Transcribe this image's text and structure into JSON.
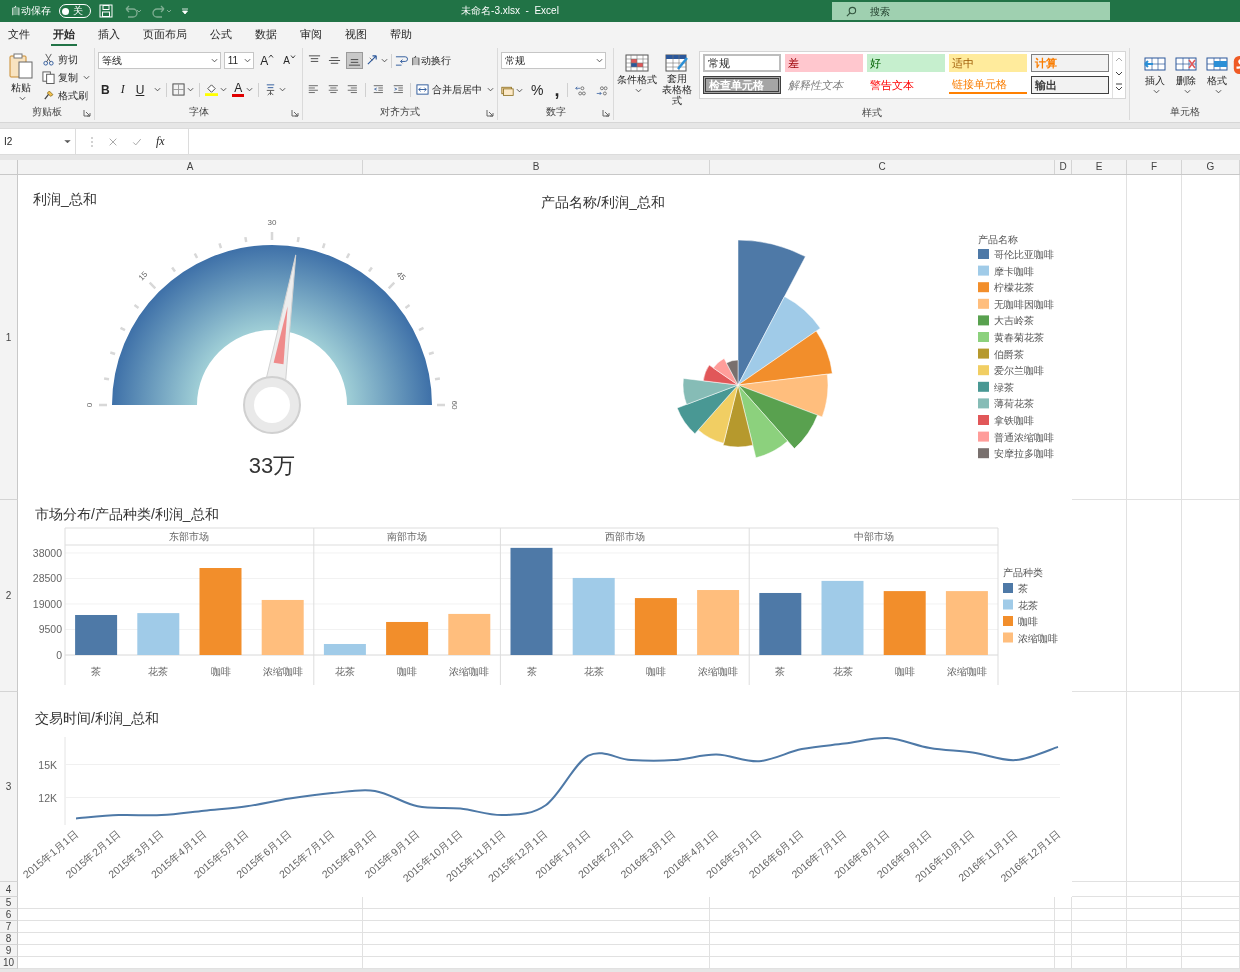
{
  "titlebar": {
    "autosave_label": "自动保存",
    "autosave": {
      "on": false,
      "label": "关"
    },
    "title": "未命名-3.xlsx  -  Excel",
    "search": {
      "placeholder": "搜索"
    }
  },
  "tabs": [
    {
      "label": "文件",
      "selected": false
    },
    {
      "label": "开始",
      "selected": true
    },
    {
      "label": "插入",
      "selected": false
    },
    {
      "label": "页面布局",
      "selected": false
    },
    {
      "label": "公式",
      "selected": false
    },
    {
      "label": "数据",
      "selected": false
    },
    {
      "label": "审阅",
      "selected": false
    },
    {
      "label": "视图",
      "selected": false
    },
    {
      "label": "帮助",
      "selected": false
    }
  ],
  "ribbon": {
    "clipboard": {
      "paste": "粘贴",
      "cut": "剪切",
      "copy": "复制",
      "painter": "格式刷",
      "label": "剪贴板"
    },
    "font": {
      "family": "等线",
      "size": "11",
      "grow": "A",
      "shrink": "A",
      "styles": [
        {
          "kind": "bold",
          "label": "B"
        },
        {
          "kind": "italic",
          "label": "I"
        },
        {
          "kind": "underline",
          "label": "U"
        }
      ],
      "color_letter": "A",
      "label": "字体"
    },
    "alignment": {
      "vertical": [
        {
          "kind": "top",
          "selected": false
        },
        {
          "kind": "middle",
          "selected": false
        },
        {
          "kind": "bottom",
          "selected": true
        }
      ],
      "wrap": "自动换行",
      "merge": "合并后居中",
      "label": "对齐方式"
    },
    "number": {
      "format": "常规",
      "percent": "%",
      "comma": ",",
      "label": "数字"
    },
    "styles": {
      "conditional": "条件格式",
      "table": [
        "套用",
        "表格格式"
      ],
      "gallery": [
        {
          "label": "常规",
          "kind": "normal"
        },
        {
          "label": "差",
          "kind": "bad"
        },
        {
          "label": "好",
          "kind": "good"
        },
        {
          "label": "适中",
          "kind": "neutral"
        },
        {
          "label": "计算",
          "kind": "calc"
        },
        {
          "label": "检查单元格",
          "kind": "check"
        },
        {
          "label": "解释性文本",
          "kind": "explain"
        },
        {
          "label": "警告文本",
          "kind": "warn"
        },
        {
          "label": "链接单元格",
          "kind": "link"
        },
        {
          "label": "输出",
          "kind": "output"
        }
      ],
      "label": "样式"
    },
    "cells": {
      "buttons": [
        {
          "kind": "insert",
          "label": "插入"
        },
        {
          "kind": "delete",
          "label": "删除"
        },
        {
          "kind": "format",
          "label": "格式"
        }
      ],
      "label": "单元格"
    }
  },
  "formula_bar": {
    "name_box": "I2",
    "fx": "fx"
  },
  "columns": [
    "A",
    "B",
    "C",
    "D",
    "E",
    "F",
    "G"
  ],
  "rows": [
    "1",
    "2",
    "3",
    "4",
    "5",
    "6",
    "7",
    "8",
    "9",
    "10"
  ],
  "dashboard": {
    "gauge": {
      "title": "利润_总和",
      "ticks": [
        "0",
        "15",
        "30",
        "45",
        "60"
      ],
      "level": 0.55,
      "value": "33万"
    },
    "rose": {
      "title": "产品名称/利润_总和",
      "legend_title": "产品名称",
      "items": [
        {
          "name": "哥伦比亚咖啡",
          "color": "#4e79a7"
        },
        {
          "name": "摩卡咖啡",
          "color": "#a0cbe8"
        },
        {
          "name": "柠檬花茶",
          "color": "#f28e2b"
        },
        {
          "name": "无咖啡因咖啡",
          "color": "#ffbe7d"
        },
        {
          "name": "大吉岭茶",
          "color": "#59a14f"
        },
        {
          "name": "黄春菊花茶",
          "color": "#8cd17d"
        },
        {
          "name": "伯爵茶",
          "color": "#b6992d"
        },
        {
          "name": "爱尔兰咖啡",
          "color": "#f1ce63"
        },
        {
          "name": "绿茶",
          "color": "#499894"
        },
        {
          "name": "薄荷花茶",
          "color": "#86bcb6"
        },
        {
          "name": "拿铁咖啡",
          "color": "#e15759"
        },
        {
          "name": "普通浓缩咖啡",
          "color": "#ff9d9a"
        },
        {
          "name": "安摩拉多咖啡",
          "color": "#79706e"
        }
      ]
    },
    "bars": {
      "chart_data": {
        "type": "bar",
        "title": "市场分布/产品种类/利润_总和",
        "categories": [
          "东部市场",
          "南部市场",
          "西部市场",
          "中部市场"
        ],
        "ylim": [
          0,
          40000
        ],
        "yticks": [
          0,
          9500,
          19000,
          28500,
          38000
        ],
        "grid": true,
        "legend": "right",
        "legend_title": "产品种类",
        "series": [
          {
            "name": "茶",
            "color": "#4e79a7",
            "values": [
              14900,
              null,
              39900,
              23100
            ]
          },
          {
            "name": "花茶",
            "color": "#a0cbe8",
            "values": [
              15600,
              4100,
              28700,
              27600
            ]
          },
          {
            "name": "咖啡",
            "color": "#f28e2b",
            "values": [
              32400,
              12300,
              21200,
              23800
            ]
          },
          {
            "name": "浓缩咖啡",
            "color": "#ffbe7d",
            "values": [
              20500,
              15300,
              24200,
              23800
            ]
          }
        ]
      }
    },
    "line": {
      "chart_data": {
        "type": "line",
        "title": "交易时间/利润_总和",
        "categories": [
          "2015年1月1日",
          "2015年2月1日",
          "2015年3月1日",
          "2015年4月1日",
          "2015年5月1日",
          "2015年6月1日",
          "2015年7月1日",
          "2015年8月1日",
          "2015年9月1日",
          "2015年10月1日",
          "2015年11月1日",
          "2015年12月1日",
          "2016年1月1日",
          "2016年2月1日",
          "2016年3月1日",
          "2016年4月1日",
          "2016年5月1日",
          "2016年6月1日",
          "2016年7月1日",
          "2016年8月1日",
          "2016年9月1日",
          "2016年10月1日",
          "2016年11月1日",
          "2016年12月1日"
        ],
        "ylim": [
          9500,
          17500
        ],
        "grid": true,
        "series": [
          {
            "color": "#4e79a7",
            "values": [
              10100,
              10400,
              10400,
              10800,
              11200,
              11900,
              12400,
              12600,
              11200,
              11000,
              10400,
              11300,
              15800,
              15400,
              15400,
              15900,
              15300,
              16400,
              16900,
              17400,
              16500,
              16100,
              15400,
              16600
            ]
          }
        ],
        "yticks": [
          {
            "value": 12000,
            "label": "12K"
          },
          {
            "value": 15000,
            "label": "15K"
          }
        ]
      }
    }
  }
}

→ **Instructions to follow**:
Send back the data above word for word, with the pictures left out.

→ **Complete response**:
Transcribe this image's text and structure into JSON.
{
  "titlebar": {
    "autosave_label": "自动保存",
    "autosave": {
      "on": false,
      "label": "关"
    },
    "title": "未命名-3.xlsx  -  Excel",
    "search": {
      "placeholder": "搜索"
    }
  },
  "tabs": [
    {
      "label": "文件",
      "selected": false
    },
    {
      "label": "开始",
      "selected": true
    },
    {
      "label": "插入",
      "selected": false
    },
    {
      "label": "页面布局",
      "selected": false
    },
    {
      "label": "公式",
      "selected": false
    },
    {
      "label": "数据",
      "selected": false
    },
    {
      "label": "审阅",
      "selected": false
    },
    {
      "label": "视图",
      "selected": false
    },
    {
      "label": "帮助",
      "selected": false
    }
  ],
  "ribbon": {
    "clipboard": {
      "paste": "粘贴",
      "cut": "剪切",
      "copy": "复制",
      "painter": "格式刷",
      "label": "剪贴板"
    },
    "font": {
      "family": "等线",
      "size": "11",
      "grow": "A",
      "shrink": "A",
      "styles": [
        {
          "kind": "bold",
          "label": "B"
        },
        {
          "kind": "italic",
          "label": "I"
        },
        {
          "kind": "underline",
          "label": "U"
        }
      ],
      "color_letter": "A",
      "label": "字体"
    },
    "alignment": {
      "vertical": [
        {
          "kind": "top",
          "selected": false
        },
        {
          "kind": "middle",
          "selected": false
        },
        {
          "kind": "bottom",
          "selected": true
        }
      ],
      "wrap": "自动换行",
      "merge": "合并后居中",
      "label": "对齐方式"
    },
    "number": {
      "format": "常规",
      "percent": "%",
      "comma": ",",
      "label": "数字"
    },
    "styles": {
      "conditional": "条件格式",
      "table": [
        "套用",
        "表格格式"
      ],
      "gallery": [
        {
          "label": "常规",
          "kind": "normal"
        },
        {
          "label": "差",
          "kind": "bad"
        },
        {
          "label": "好",
          "kind": "good"
        },
        {
          "label": "适中",
          "kind": "neutral"
        },
        {
          "label": "计算",
          "kind": "calc"
        },
        {
          "label": "检查单元格",
          "kind": "check"
        },
        {
          "label": "解释性文本",
          "kind": "explain"
        },
        {
          "label": "警告文本",
          "kind": "warn"
        },
        {
          "label": "链接单元格",
          "kind": "link"
        },
        {
          "label": "输出",
          "kind": "output"
        }
      ],
      "label": "样式"
    },
    "cells": {
      "buttons": [
        {
          "kind": "insert",
          "label": "插入"
        },
        {
          "kind": "delete",
          "label": "删除"
        },
        {
          "kind": "format",
          "label": "格式"
        }
      ],
      "label": "单元格"
    }
  },
  "formula_bar": {
    "name_box": "I2",
    "fx": "fx"
  },
  "columns": [
    "A",
    "B",
    "C",
    "D",
    "E",
    "F",
    "G"
  ],
  "rows": [
    "1",
    "2",
    "3",
    "4",
    "5",
    "6",
    "7",
    "8",
    "9",
    "10"
  ],
  "dashboard": {
    "gauge": {
      "title": "利润_总和",
      "ticks": [
        "0",
        "15",
        "30",
        "45",
        "60"
      ],
      "level": 0.55,
      "value": "33万"
    },
    "rose": {
      "title": "产品名称/利润_总和",
      "legend_title": "产品名称",
      "items": [
        {
          "name": "哥伦比亚咖啡",
          "color": "#4e79a7"
        },
        {
          "name": "摩卡咖啡",
          "color": "#a0cbe8"
        },
        {
          "name": "柠檬花茶",
          "color": "#f28e2b"
        },
        {
          "name": "无咖啡因咖啡",
          "color": "#ffbe7d"
        },
        {
          "name": "大吉岭茶",
          "color": "#59a14f"
        },
        {
          "name": "黄春菊花茶",
          "color": "#8cd17d"
        },
        {
          "name": "伯爵茶",
          "color": "#b6992d"
        },
        {
          "name": "爱尔兰咖啡",
          "color": "#f1ce63"
        },
        {
          "name": "绿茶",
          "color": "#499894"
        },
        {
          "name": "薄荷花茶",
          "color": "#86bcb6"
        },
        {
          "name": "拿铁咖啡",
          "color": "#e15759"
        },
        {
          "name": "普通浓缩咖啡",
          "color": "#ff9d9a"
        },
        {
          "name": "安摩拉多咖啡",
          "color": "#79706e"
        }
      ]
    },
    "bars": {
      "chart_data": {
        "type": "bar",
        "title": "市场分布/产品种类/利润_总和",
        "categories": [
          "东部市场",
          "南部市场",
          "西部市场",
          "中部市场"
        ],
        "ylim": [
          0,
          40000
        ],
        "yticks": [
          0,
          9500,
          19000,
          28500,
          38000
        ],
        "grid": true,
        "legend": "right",
        "legend_title": "产品种类",
        "series": [
          {
            "name": "茶",
            "color": "#4e79a7",
            "values": [
              14900,
              null,
              39900,
              23100
            ]
          },
          {
            "name": "花茶",
            "color": "#a0cbe8",
            "values": [
              15600,
              4100,
              28700,
              27600
            ]
          },
          {
            "name": "咖啡",
            "color": "#f28e2b",
            "values": [
              32400,
              12300,
              21200,
              23800
            ]
          },
          {
            "name": "浓缩咖啡",
            "color": "#ffbe7d",
            "values": [
              20500,
              15300,
              24200,
              23800
            ]
          }
        ]
      }
    },
    "line": {
      "chart_data": {
        "type": "line",
        "title": "交易时间/利润_总和",
        "categories": [
          "2015年1月1日",
          "2015年2月1日",
          "2015年3月1日",
          "2015年4月1日",
          "2015年5月1日",
          "2015年6月1日",
          "2015年7月1日",
          "2015年8月1日",
          "2015年9月1日",
          "2015年10月1日",
          "2015年11月1日",
          "2015年12月1日",
          "2016年1月1日",
          "2016年2月1日",
          "2016年3月1日",
          "2016年4月1日",
          "2016年5月1日",
          "2016年6月1日",
          "2016年7月1日",
          "2016年8月1日",
          "2016年9月1日",
          "2016年10月1日",
          "2016年11月1日",
          "2016年12月1日"
        ],
        "ylim": [
          9500,
          17500
        ],
        "grid": true,
        "series": [
          {
            "color": "#4e79a7",
            "values": [
              10100,
              10400,
              10400,
              10800,
              11200,
              11900,
              12400,
              12600,
              11200,
              11000,
              10400,
              11300,
              15800,
              15400,
              15400,
              15900,
              15300,
              16400,
              16900,
              17400,
              16500,
              16100,
              15400,
              16600
            ]
          }
        ],
        "yticks": [
          {
            "value": 12000,
            "label": "12K"
          },
          {
            "value": 15000,
            "label": "15K"
          }
        ]
      }
    }
  }
}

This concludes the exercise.